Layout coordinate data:
* * *

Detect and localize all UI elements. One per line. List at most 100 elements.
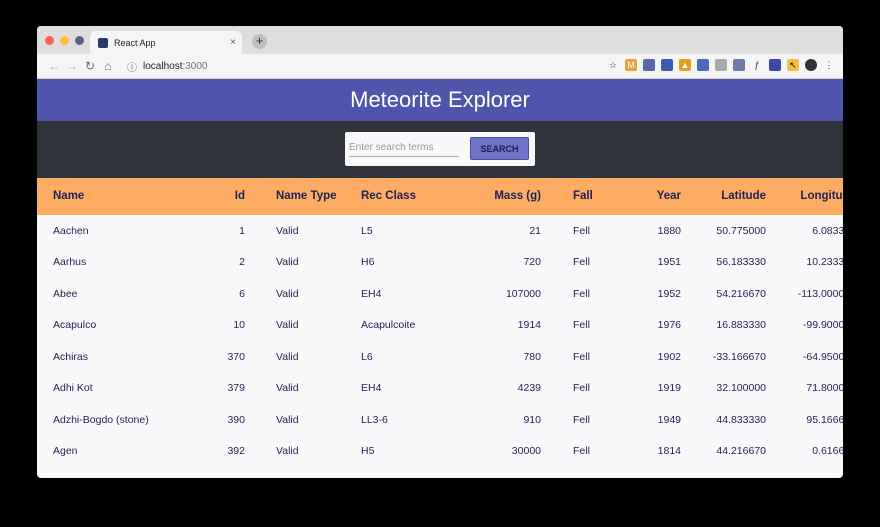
cell-id: 6	[239, 287, 245, 300]
cell-name: Adhi Kot	[53, 382, 93, 395]
extension-icon[interactable]	[769, 59, 781, 71]
gmail-extension-icon[interactable]: M	[625, 59, 637, 71]
menu-kebab-icon[interactable]: ⋮	[823, 59, 835, 71]
cell-name: Aguada	[37, 467, 181, 478]
url-host: localhost	[143, 60, 183, 72]
table-row[interactable]: Adzhi-Bogdo (stone) 390 Valid LL3-6 910 Fell 1…	[37, 404, 843, 436]
cell-mass: 720	[523, 256, 541, 269]
table-row[interactable]: Agen 392 Valid H5 30000 Fell 1814 44.216670 0.61…	[37, 436, 843, 468]
cell-fall: Fell	[573, 287, 590, 300]
cell-id: 392	[227, 445, 245, 458]
cell-id: 10	[233, 319, 245, 332]
cell-latitude: -31.600000	[681, 467, 766, 478]
search-input[interactable]	[349, 138, 459, 157]
bookmark-star-icon[interactable]: ☆	[607, 59, 619, 71]
cell-name: Abee	[53, 287, 78, 300]
extension-icon[interactable]	[697, 59, 709, 71]
function-extension-icon[interactable]: ƒ	[751, 59, 763, 71]
search-button[interactable]: SEARCH	[470, 137, 529, 160]
column-header-longitude[interactable]: Longitude	[766, 178, 843, 215]
profile-avatar-icon[interactable]	[805, 59, 817, 71]
cell-year: 1919	[657, 382, 681, 395]
cell-mass: 107000	[505, 287, 541, 300]
browser-toolbar: ← → ↻ ⌂ ⓘ localhost:3000 ☆ M ▲ ƒ ↖ ⋮	[37, 54, 843, 79]
cell-fall: Fell	[573, 350, 590, 363]
column-header-name-type[interactable]: Name Type	[245, 178, 351, 215]
cell-rec-class: EH4	[361, 287, 382, 300]
forward-arrow-icon[interactable]: →	[63, 59, 81, 73]
cell-fall: Fell	[573, 382, 590, 395]
home-icon[interactable]: ⌂	[99, 59, 117, 73]
extension-icon[interactable]	[733, 59, 745, 71]
cell-id: 370	[227, 350, 245, 363]
cell-rec-class: L6	[351, 467, 451, 478]
cursor-extension-icon[interactable]: ↖	[787, 59, 799, 71]
cell-latitude: 44.216670	[716, 445, 766, 458]
column-header-name[interactable]: Name	[37, 178, 181, 215]
extension-icon[interactable]	[661, 59, 673, 71]
cell-id: 398	[181, 467, 245, 478]
column-header-year[interactable]: Year	[627, 178, 681, 215]
cell-year: 1976	[657, 319, 681, 332]
cell-name: Adzhi-Bogdo (stone)	[53, 413, 149, 426]
cell-name-type: Valid	[276, 445, 299, 458]
browser-tab[interactable]: React App ×	[90, 31, 242, 54]
table-row[interactable]: Aarhus 2 Valid H6 720 Fell 1951 56.183330 10.233…	[37, 247, 843, 279]
cell-mass: 30000	[511, 445, 541, 458]
search-bar: SEARCH	[37, 121, 843, 178]
address-bar[interactable]: ⓘ localhost:3000	[127, 59, 208, 74]
cell-rec-class: H6	[361, 256, 375, 269]
cell-longitude: -64.950000	[802, 350, 843, 363]
cell-rec-class: Acapulcoite	[361, 319, 416, 332]
search-panel: SEARCH	[345, 132, 535, 166]
cell-fall: Fell	[573, 319, 590, 332]
table-header-row: Name Id Name Type Rec Class Mass (g) Fal…	[37, 178, 843, 215]
cell-name-type: Valid	[276, 382, 299, 395]
cell-mass: 1914	[517, 319, 541, 332]
extension-icon[interactable]	[715, 59, 727, 71]
cell-latitude: 50.775000	[716, 224, 766, 237]
react-favicon-icon	[98, 37, 108, 48]
cell-longitude: 71.800000	[806, 382, 843, 395]
table-row[interactable]: Adhi Kot 379 Valid EH4 4239 Fell 1919 32.100000…	[37, 373, 843, 405]
zoom-window-button[interactable]	[75, 36, 84, 45]
cell-fall: Fell	[573, 413, 590, 426]
tab-title: React App	[114, 37, 156, 48]
browser-window: React App × + ← → ↻ ⌂ ⓘ localhost:3000 ☆…	[37, 26, 843, 478]
cell-name: Aachen	[53, 224, 89, 237]
column-header-id[interactable]: Id	[181, 178, 245, 215]
cell-longitude: 0.616670	[812, 445, 843, 458]
cell-name-type: Valid	[276, 413, 299, 426]
table-row[interactable]: Aguada398ValidL61620Fell1930-31.600000-6…	[37, 467, 843, 478]
new-tab-button[interactable]: +	[252, 34, 267, 49]
back-arrow-icon[interactable]: ←	[45, 59, 63, 73]
cell-mass: 4239	[517, 382, 541, 395]
cell-fall: Fell	[573, 445, 590, 458]
cell-rec-class: LL3-6	[361, 413, 388, 426]
cell-longitude: -65.233330	[766, 467, 843, 478]
page-title: Meteorite Explorer	[350, 87, 530, 112]
cell-latitude: 44.833330	[716, 413, 766, 426]
extension-icon[interactable]	[643, 59, 655, 71]
minimize-window-button[interactable]	[60, 36, 69, 45]
drive-extension-icon[interactable]: ▲	[679, 59, 691, 71]
app-header: Meteorite Explorer	[37, 79, 843, 121]
column-header-fall[interactable]: Fall	[541, 178, 627, 215]
cell-latitude: -33.166670	[712, 350, 766, 363]
column-header-rec-class[interactable]: Rec Class	[351, 178, 451, 215]
table-row[interactable]: Aachen 1 Valid L5 21 Fell 1880 50.775000 6.08333…	[37, 215, 843, 247]
tab-close-icon[interactable]: ×	[230, 37, 236, 48]
table-row[interactable]: Achiras 370 Valid L6 780 Fell 1902 -33.166670 -6…	[37, 341, 843, 373]
cell-fall: Fell	[573, 224, 590, 237]
column-header-latitude[interactable]: Latitude	[681, 178, 766, 215]
cell-mass: 21	[529, 224, 541, 237]
table-row[interactable]: Acapulco 10 Valid Acapulcoite 1914 Fell 1976 16…	[37, 310, 843, 342]
column-header-mass[interactable]: Mass (g)	[451, 178, 541, 215]
info-icon[interactable]: ⓘ	[127, 59, 137, 74]
table-row[interactable]: Abee 6 Valid EH4 107000 Fell 1952 54.216670 -113…	[37, 278, 843, 310]
tab-strip: React App × +	[37, 26, 843, 54]
reload-icon[interactable]: ↻	[81, 59, 99, 73]
close-window-button[interactable]	[45, 36, 54, 45]
cell-name-type: Valid	[276, 350, 299, 363]
cell-latitude: 32.100000	[716, 382, 766, 395]
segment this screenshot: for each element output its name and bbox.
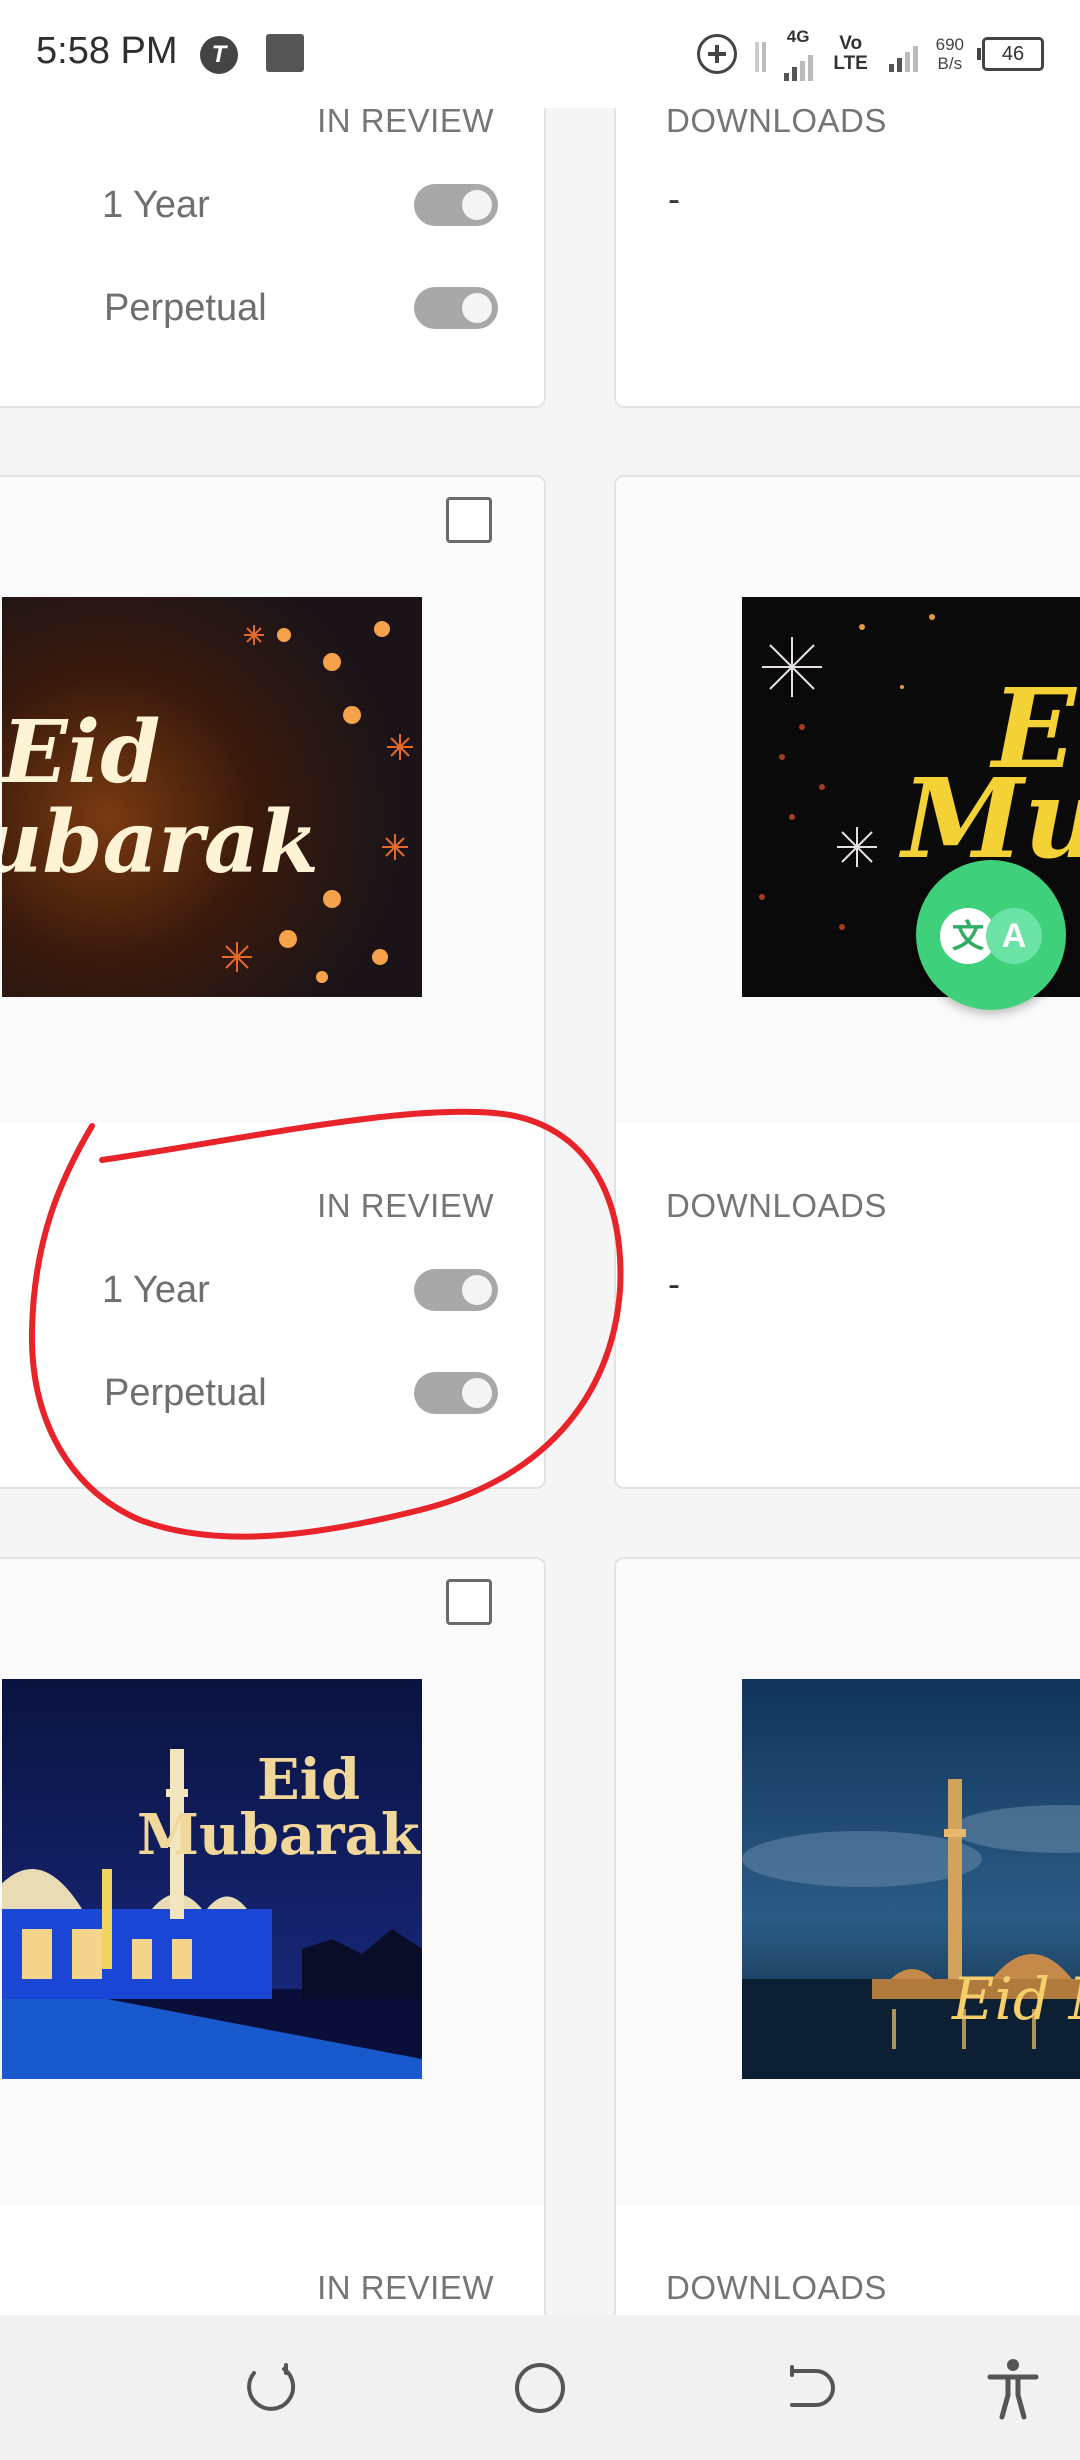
option-label-perpetual: Perpetual (104, 287, 267, 329)
option-label-1-year: 1 Year (102, 1269, 210, 1311)
status-time: 5:58 PM (36, 30, 178, 72)
eid-mosque-thumbnail[interactable]: Eid Mubarak (2, 1679, 422, 2079)
network-speed-unit: B/s (937, 54, 963, 73)
image-text-eid-mubarak: Eid M (951, 1965, 1080, 2033)
toggle-perpetual[interactable] (414, 1372, 498, 1414)
translate-target-glyph: A (986, 908, 1042, 964)
thumbnail-area: E Mu (616, 477, 1080, 1123)
network-4g-signal: 4G (783, 26, 813, 81)
toggle-1-year[interactable] (414, 1269, 498, 1311)
signal-bars-icon (783, 45, 813, 81)
eid-dusk-mosque-image: Eid M (742, 1679, 1080, 2079)
option-label-1-year: 1 Year (102, 184, 210, 226)
translate-fab[interactable]: 文 A (916, 860, 1066, 1010)
status-label: IN REVIEW (317, 1187, 494, 1224)
app-notification-icon: T (200, 36, 238, 74)
data-saver-icon (696, 34, 737, 74)
data-transfer-icon (754, 36, 766, 72)
network-4g-label: 4G (786, 26, 810, 46)
thumbnail-area: Eid Mubarak (0, 1559, 544, 2205)
battery-icon: 46 (977, 37, 1044, 71)
status-bar: 5:58 PM T 4G Vo LTE 690 B/s 46 (0, 0, 1080, 108)
network-speed: 690 B/s (936, 35, 964, 73)
image-text-mubarak: ubarak (2, 792, 319, 893)
image-text-eid: Eid (2, 702, 160, 803)
downloads-value: - (668, 178, 680, 219)
volte-label: Vo LTE (833, 33, 868, 74)
home-icon[interactable] (507, 2355, 573, 2421)
asset-card-2-left: Eid ubarak IN REVIEW 1 Year Perpetual (0, 475, 546, 1489)
downloads-label: DOWNLOADS (666, 1187, 887, 1224)
eid-mosque-image: Eid Mubarak (2, 1679, 422, 2079)
select-checkbox[interactable] (446, 497, 492, 543)
option-label-perpetual: Perpetual (104, 1372, 267, 1414)
network-speed-value: 690 (935, 35, 964, 54)
signal-bars-2-icon (888, 36, 918, 72)
screen: 5:58 PM T 4G Vo LTE 690 B/s 46 IN REVIEW… (0, 0, 1080, 2460)
back-icon[interactable] (776, 2355, 842, 2421)
status-label: IN REVIEW (317, 2269, 494, 2306)
downloads-value: - (668, 1263, 680, 1304)
downloads-label: DOWNLOADS (666, 2269, 887, 2306)
image-text-mubarak: Mubarak (137, 1802, 421, 1868)
toggle-1-year[interactable] (414, 184, 498, 226)
recents-icon[interactable] (238, 2355, 304, 2421)
eid-dusk-mosque-thumbnail[interactable]: Eid M (742, 1679, 1080, 2079)
eid-fireworks-thumbnail[interactable]: Eid ubarak (2, 597, 422, 997)
select-checkbox[interactable] (446, 1579, 492, 1625)
thumbnail-area: Eid ubarak (0, 477, 544, 1123)
system-navigation-bar (0, 2315, 1080, 2460)
eid-fireworks-image: Eid ubarak (2, 597, 422, 997)
gallery-notification-icon (266, 34, 304, 72)
status-indicators: 4G Vo LTE 690 B/s 46 (696, 22, 1044, 86)
toggle-perpetual[interactable] (414, 287, 498, 329)
thumbnail-area: Eid M (616, 1559, 1080, 2205)
accessibility-icon[interactable] (980, 2355, 1046, 2421)
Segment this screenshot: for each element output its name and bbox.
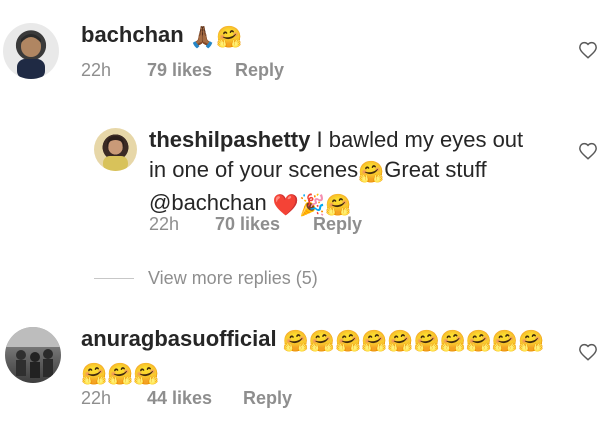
- comment-emojis-line1: 🤗🤗🤗🤗🤗🤗🤗🤗🤗🤗: [282, 330, 545, 353]
- comment-meta: 22h 44 likes Reply: [81, 388, 292, 409]
- divider-line: [94, 278, 134, 279]
- mention-link[interactable]: @bachchan: [149, 190, 267, 215]
- comment-time: 22h: [81, 388, 112, 408]
- heart-outline-icon[interactable]: [578, 41, 598, 59]
- comment-meta: 22h 70 likes Reply: [149, 214, 362, 235]
- avatar-theshilpashetty[interactable]: [94, 128, 137, 171]
- comment-username[interactable]: theshilpashetty: [149, 127, 310, 152]
- comment-text-line1: I bawled my eyes out: [310, 127, 524, 152]
- comment-text-line2a: in one of your scenes: [149, 157, 359, 182]
- comment-username[interactable]: bachchan: [81, 22, 184, 47]
- reply-button[interactable]: Reply: [313, 214, 362, 235]
- comment-time: 22h: [81, 60, 112, 80]
- heart-outline-icon[interactable]: [578, 343, 598, 361]
- reply-button[interactable]: Reply: [243, 388, 292, 409]
- comment-meta: 22h 79 likes Reply: [81, 60, 284, 81]
- view-more-replies-button[interactable]: View more replies (5): [94, 268, 318, 289]
- avatar-anuragbasuofficial[interactable]: [5, 327, 61, 383]
- comment-time: 22h: [149, 214, 180, 234]
- reply-button[interactable]: Reply: [235, 60, 284, 81]
- comment-likes[interactable]: 44 likes: [147, 388, 243, 409]
- comment-likes[interactable]: 70 likes: [215, 214, 313, 235]
- avatar-bachchan[interactable]: [3, 23, 59, 79]
- comment-emojis: 🙏🏾🤗: [189, 26, 243, 49]
- heart-outline-icon[interactable]: [578, 142, 598, 160]
- comment-text-line2b: Great stuff: [384, 157, 487, 182]
- view-more-label: View more replies (5): [148, 268, 318, 288]
- comment-likes[interactable]: 79 likes: [147, 60, 235, 81]
- comment-emojis-line2: 🤗🤗🤗: [81, 363, 160, 386]
- comment-username[interactable]: anuragbasuofficial: [81, 326, 277, 351]
- hug-emoji: 🤗: [358, 161, 385, 184]
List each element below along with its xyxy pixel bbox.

* * *

■ **Task to carry out**: Extract the stretch of lines from the one containing "- comment-emojis-line1: 🤗🤗🤗🤗🤗🤗🤗🤗🤗🤗: [282, 330, 545, 353]" through the one containing "- heart-outline-icon[interactable]: [578, 41, 598, 59]", reproducing each line unchanged.

■ **Solution for this exercise**:
- comment-emojis-line1: 🤗🤗🤗🤗🤗🤗🤗🤗🤗🤗: [282, 330, 545, 353]
- comment-meta: 22h 44 likes Reply: [81, 388, 292, 409]
- divider-line: [94, 278, 134, 279]
- mention-link[interactable]: @bachchan: [149, 190, 267, 215]
- comment-time: 22h: [81, 388, 112, 408]
- heart-outline-icon[interactable]: [578, 41, 598, 59]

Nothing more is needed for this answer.